DIRECTIONS FOR THIS TASK: Take each line containing "JSON" and report it exactly as written.

MATERIAL SHOWN:
★ ★ ★
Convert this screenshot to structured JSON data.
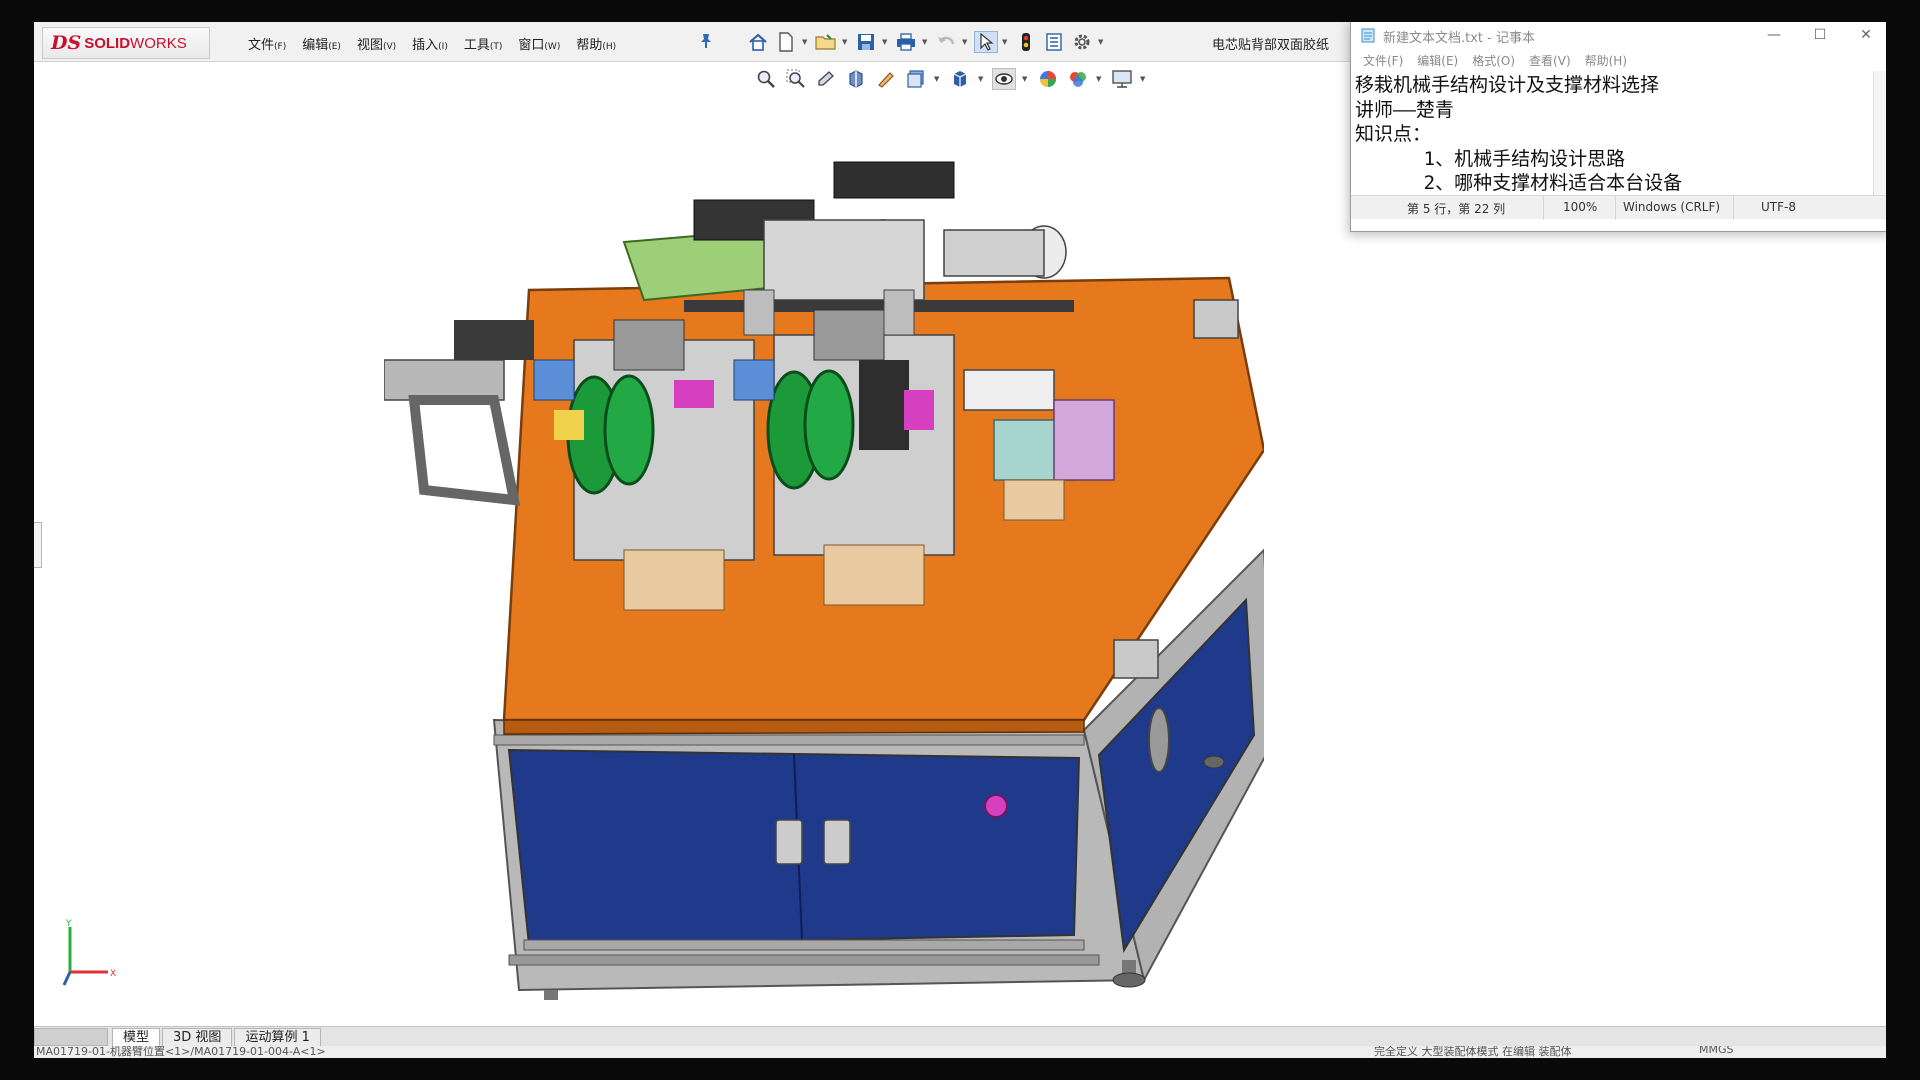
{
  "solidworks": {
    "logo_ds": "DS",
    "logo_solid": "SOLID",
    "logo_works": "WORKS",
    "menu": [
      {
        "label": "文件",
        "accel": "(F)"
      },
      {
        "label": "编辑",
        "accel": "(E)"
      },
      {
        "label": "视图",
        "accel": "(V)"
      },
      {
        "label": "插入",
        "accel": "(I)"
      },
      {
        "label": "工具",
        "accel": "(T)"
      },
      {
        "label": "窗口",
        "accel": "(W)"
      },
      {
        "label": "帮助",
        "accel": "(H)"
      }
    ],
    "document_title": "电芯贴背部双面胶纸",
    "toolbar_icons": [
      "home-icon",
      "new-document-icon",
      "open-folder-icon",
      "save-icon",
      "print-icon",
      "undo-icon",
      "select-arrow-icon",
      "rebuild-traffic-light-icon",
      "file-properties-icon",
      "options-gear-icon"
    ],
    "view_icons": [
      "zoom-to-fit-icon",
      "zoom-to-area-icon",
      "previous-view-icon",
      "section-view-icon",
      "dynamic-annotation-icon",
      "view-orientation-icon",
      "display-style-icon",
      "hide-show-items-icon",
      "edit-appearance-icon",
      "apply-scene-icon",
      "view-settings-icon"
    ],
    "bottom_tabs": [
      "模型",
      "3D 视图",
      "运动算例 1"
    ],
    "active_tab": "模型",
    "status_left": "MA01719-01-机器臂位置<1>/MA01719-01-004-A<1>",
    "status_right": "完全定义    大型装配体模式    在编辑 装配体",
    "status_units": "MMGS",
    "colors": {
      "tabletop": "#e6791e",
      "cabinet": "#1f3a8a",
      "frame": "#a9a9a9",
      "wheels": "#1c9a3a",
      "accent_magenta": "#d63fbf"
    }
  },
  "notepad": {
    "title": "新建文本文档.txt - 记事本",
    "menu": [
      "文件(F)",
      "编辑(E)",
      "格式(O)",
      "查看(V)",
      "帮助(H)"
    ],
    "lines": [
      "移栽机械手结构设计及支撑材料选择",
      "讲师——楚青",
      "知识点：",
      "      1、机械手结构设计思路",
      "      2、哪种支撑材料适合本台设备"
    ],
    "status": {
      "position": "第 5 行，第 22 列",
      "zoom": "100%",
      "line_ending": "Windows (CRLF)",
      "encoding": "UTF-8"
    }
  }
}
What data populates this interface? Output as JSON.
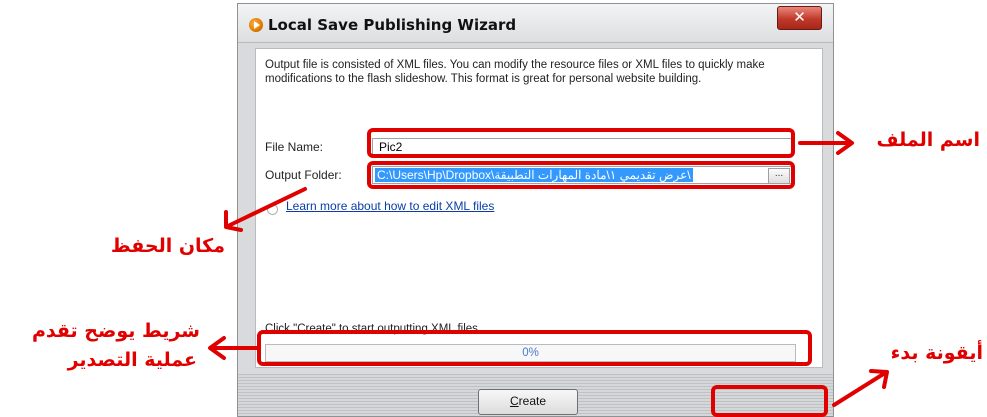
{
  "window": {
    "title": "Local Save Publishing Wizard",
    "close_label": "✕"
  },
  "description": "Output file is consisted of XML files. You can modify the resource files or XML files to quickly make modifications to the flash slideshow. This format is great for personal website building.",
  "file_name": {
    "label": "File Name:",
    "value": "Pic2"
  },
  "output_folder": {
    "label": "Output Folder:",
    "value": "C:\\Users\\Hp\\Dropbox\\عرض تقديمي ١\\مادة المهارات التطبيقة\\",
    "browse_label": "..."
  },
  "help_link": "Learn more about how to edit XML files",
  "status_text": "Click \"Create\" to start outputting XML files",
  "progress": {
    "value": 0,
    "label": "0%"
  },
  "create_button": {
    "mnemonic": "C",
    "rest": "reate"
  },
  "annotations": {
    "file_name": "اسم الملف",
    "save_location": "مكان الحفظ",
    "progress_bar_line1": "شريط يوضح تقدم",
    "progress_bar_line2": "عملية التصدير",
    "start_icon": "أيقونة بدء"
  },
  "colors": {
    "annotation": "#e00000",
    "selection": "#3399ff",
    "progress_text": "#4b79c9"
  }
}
★ ★ ★
SOLUTION BELOW:
Convert this screenshot to structured JSON data.
What data populates this interface? Output as JSON.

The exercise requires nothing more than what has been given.